**The exercise:** Pull out every line from the line containing "Read the values" through the end of the material, both ends included, and reproduce it exactly. Keep pictures out.

══════

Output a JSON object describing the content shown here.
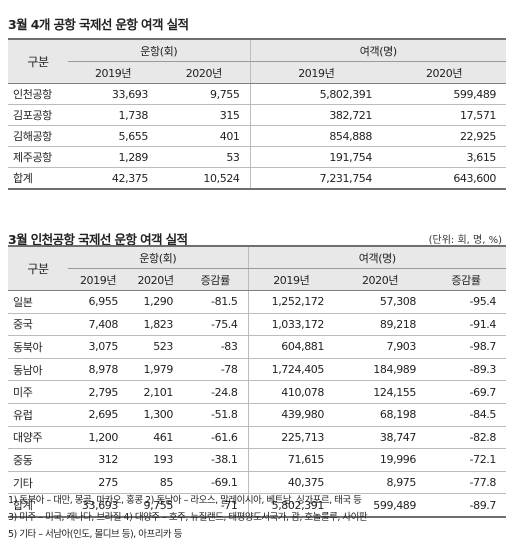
{
  "table1": {
    "title": "3월 4개 공항 국제선 운항 여객 실적",
    "row_header": "구분",
    "flights_header": "운항(회)",
    "passengers_header": "여객(명)",
    "years": [
      "2019년",
      "2020년"
    ],
    "rows": [
      {
        "name": "인천공항",
        "f2019": "33,693",
        "f2020": "9,755",
        "p2019": "5,802,391",
        "p2020": "599,489"
      },
      {
        "name": "김포공항",
        "f2019": "1,738",
        "f2020": "315",
        "p2019": "382,721",
        "p2020": "17,571"
      },
      {
        "name": "김해공항",
        "f2019": "5,655",
        "f2020": "401",
        "p2019": "854,888",
        "p2020": "22,925"
      },
      {
        "name": "제주공항",
        "f2019": "1,289",
        "f2020": "53",
        "p2019": "191,754",
        "p2020": "3,615"
      },
      {
        "name": "합계",
        "f2019": "42,375",
        "f2020": "10,524",
        "p2019": "7,231,754",
        "p2020": "643,600"
      }
    ]
  },
  "table2": {
    "title": "3월 인천공항 국제선 운항 여객 실적",
    "unit_note": "(단위: 회, 명, %)",
    "row_header": "구분",
    "flights_header": "운항(회)",
    "passengers_header": "여객(명)",
    "years": [
      "2019년",
      "2020년"
    ],
    "change_label": "증감률",
    "rows": [
      {
        "name": "일본",
        "f2019": "6,955",
        "f2020": "1,290",
        "fchg": "-81.5",
        "p2019": "1,252,172",
        "p2020": "57,308",
        "pchg": "-95.4"
      },
      {
        "name": "중국",
        "f2019": "7,408",
        "f2020": "1,823",
        "fchg": "-75.4",
        "p2019": "1,033,172",
        "p2020": "89,218",
        "pchg": "-91.4"
      },
      {
        "name": "동북아",
        "f2019": "3,075",
        "f2020": "523",
        "fchg": "-83",
        "p2019": "604,881",
        "p2020": "7,903",
        "pchg": "-98.7"
      },
      {
        "name": "동남아",
        "f2019": "8,978",
        "f2020": "1,979",
        "fchg": "-78",
        "p2019": "1,724,405",
        "p2020": "184,989",
        "pchg": "-89.3"
      },
      {
        "name": "미주",
        "f2019": "2,795",
        "f2020": "2,101",
        "fchg": "-24.8",
        "p2019": "410,078",
        "p2020": "124,155",
        "pchg": "-69.7"
      },
      {
        "name": "유럽",
        "f2019": "2,695",
        "f2020": "1,300",
        "fchg": "-51.8",
        "p2019": "439,980",
        "p2020": "68,198",
        "pchg": "-84.5"
      },
      {
        "name": "대양주",
        "f2019": "1,200",
        "f2020": "461",
        "fchg": "-61.6",
        "p2019": "225,713",
        "p2020": "38,747",
        "pchg": "-82.8"
      },
      {
        "name": "중동",
        "f2019": "312",
        "f2020": "193",
        "fchg": "-38.1",
        "p2019": "71,615",
        "p2020": "19,996",
        "pchg": "-72.1"
      },
      {
        "name": "기타",
        "f2019": "275",
        "f2020": "85",
        "fchg": "-69.1",
        "p2019": "40,375",
        "p2020": "8,975",
        "pchg": "-77.8"
      },
      {
        "name": "합계",
        "f2019": "33,693",
        "f2020": "9,755",
        "fchg": "-71",
        "p2019": "5,802,391",
        "p2020": "599,489",
        "pchg": "-89.7"
      }
    ]
  },
  "footnotes": [
    "1) 동북아 – 대만, 몽골, 마카오, 홍콩 2) 동남아 – 라오스, 말레이시아, 베트남, 싱가포르, 태국 등",
    "3) 미주 – 미국, 캐나다, 브라질 4) 대양주 – 호주, 뉴질랜드, 태평양도서국가, 괌, 호놀룰루, 사이판",
    "5) 기타 – 서남아(인도, 몰디브 등), 아프리카 등"
  ]
}
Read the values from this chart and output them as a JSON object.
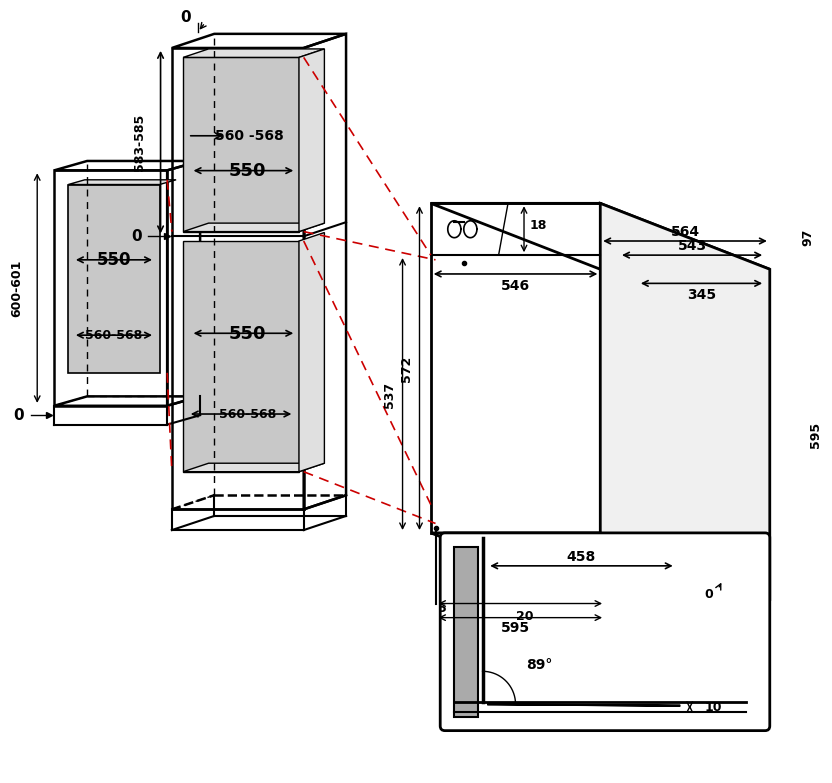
{
  "bg_color": "#ffffff",
  "line_color": "#000000",
  "red_dashed_color": "#cc0000",
  "gray_fill": "#c8c8c8",
  "light_gray": "#e0e0e0",
  "dim_color": "#000000",
  "annotations": {
    "top_zero_label": "0",
    "mid_zero_label": "0",
    "bot_zero_label": "0",
    "dim_560_568_upper": "560 -568",
    "dim_583_585": "583-585",
    "dim_550_upper": "550",
    "dim_564": "564",
    "dim_543": "543",
    "dim_546": "546",
    "dim_345": "345",
    "dim_18": "18",
    "dim_97": "97",
    "dim_537": "537",
    "dim_572": "572",
    "dim_595_side": "595",
    "dim_595_bottom": "595",
    "dim_5": "5",
    "dim_20": "20",
    "dim_600_601": "600-601",
    "dim_550_lower": "550",
    "dim_560_568_lower": "560-568",
    "dim_458": "458",
    "dim_89": "89°",
    "dim_0_door": "0",
    "dim_10": "10"
  }
}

══════

**Answer to this task:**
Read the values from this chart and output them as a JSON object.
{
  "bg_color": "#ffffff",
  "line_color": "#000000",
  "red_dashed_color": "#cc0000",
  "gray_fill": "#c8c8c8",
  "light_gray": "#e0e0e0",
  "dim_color": "#000000",
  "annotations": {
    "top_zero_label": "0",
    "mid_zero_label": "0",
    "bot_zero_label": "0",
    "dim_560_568_upper": "560 -568",
    "dim_583_585": "583-585",
    "dim_550_upper": "550",
    "dim_564": "564",
    "dim_543": "543",
    "dim_546": "546",
    "dim_345": "345",
    "dim_18": "18",
    "dim_97": "97",
    "dim_537": "537",
    "dim_572": "572",
    "dim_595_side": "595",
    "dim_595_bottom": "595",
    "dim_5": "5",
    "dim_20": "20",
    "dim_600_601": "600-601",
    "dim_550_lower": "550",
    "dim_560_568_lower": "560-568",
    "dim_458": "458",
    "dim_89": "89°",
    "dim_0_door": "0",
    "dim_10": "10"
  }
}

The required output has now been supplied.